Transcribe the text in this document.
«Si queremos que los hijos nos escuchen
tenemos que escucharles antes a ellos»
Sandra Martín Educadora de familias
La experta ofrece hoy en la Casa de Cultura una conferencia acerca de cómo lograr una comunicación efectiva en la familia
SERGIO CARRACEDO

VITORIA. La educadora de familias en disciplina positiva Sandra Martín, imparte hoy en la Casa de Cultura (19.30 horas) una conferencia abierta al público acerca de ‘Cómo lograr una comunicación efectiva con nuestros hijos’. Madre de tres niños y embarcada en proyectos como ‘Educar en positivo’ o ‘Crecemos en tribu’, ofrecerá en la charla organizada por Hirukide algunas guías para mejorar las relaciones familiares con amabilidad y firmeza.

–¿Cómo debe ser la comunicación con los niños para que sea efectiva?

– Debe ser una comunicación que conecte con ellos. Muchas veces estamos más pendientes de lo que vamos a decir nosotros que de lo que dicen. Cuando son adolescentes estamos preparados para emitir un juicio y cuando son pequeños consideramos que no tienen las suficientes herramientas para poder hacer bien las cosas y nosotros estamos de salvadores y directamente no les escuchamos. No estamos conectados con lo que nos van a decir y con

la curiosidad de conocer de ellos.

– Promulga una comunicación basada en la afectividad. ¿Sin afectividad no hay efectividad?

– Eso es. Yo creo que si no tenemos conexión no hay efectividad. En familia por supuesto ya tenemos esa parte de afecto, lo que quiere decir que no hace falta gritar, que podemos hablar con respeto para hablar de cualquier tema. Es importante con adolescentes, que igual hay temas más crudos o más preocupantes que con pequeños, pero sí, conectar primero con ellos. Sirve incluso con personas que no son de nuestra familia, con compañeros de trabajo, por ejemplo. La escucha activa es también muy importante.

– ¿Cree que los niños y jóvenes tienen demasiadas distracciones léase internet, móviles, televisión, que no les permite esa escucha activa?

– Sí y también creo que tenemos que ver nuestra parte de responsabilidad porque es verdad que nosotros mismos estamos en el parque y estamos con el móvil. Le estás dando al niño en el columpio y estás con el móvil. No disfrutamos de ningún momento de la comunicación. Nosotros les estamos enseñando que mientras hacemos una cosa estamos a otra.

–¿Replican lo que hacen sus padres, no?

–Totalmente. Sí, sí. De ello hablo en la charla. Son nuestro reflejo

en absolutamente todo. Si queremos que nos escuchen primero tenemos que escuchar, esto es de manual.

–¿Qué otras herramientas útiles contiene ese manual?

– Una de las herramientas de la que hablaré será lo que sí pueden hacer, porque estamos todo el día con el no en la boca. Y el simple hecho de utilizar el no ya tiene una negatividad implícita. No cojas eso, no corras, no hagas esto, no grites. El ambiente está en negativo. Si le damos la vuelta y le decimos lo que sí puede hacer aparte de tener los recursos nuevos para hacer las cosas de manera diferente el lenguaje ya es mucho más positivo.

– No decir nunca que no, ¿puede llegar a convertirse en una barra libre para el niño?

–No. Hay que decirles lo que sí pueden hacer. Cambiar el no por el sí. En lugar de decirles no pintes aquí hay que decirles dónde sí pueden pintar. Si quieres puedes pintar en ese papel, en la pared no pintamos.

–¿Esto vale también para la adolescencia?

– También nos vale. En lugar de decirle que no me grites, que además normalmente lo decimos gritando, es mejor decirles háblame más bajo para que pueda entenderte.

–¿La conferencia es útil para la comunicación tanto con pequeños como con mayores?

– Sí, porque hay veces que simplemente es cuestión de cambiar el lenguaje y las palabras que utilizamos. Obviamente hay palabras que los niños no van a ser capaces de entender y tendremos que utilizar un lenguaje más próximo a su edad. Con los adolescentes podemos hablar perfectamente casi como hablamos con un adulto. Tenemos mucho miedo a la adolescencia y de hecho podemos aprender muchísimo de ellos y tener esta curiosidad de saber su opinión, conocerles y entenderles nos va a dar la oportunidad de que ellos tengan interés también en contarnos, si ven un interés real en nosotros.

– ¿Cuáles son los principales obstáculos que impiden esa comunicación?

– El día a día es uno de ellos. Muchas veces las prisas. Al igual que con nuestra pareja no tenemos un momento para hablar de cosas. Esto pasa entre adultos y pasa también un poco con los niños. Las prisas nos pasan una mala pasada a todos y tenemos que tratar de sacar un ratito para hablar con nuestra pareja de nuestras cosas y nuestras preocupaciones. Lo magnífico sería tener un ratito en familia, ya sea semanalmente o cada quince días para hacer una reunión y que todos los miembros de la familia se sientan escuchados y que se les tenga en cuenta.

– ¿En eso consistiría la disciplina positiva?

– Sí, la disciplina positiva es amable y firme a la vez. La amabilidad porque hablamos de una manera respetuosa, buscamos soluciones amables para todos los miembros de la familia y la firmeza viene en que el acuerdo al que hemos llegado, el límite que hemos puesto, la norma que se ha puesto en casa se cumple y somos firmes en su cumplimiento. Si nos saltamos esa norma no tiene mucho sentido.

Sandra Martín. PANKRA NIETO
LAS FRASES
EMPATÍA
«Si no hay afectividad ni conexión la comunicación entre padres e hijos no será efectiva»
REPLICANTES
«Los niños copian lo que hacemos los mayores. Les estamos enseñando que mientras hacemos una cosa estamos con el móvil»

------------------------------------------------

Problem to solve:
Lines in the records that hold the word "vale" are to be counted; give only the total.

Complete response:
2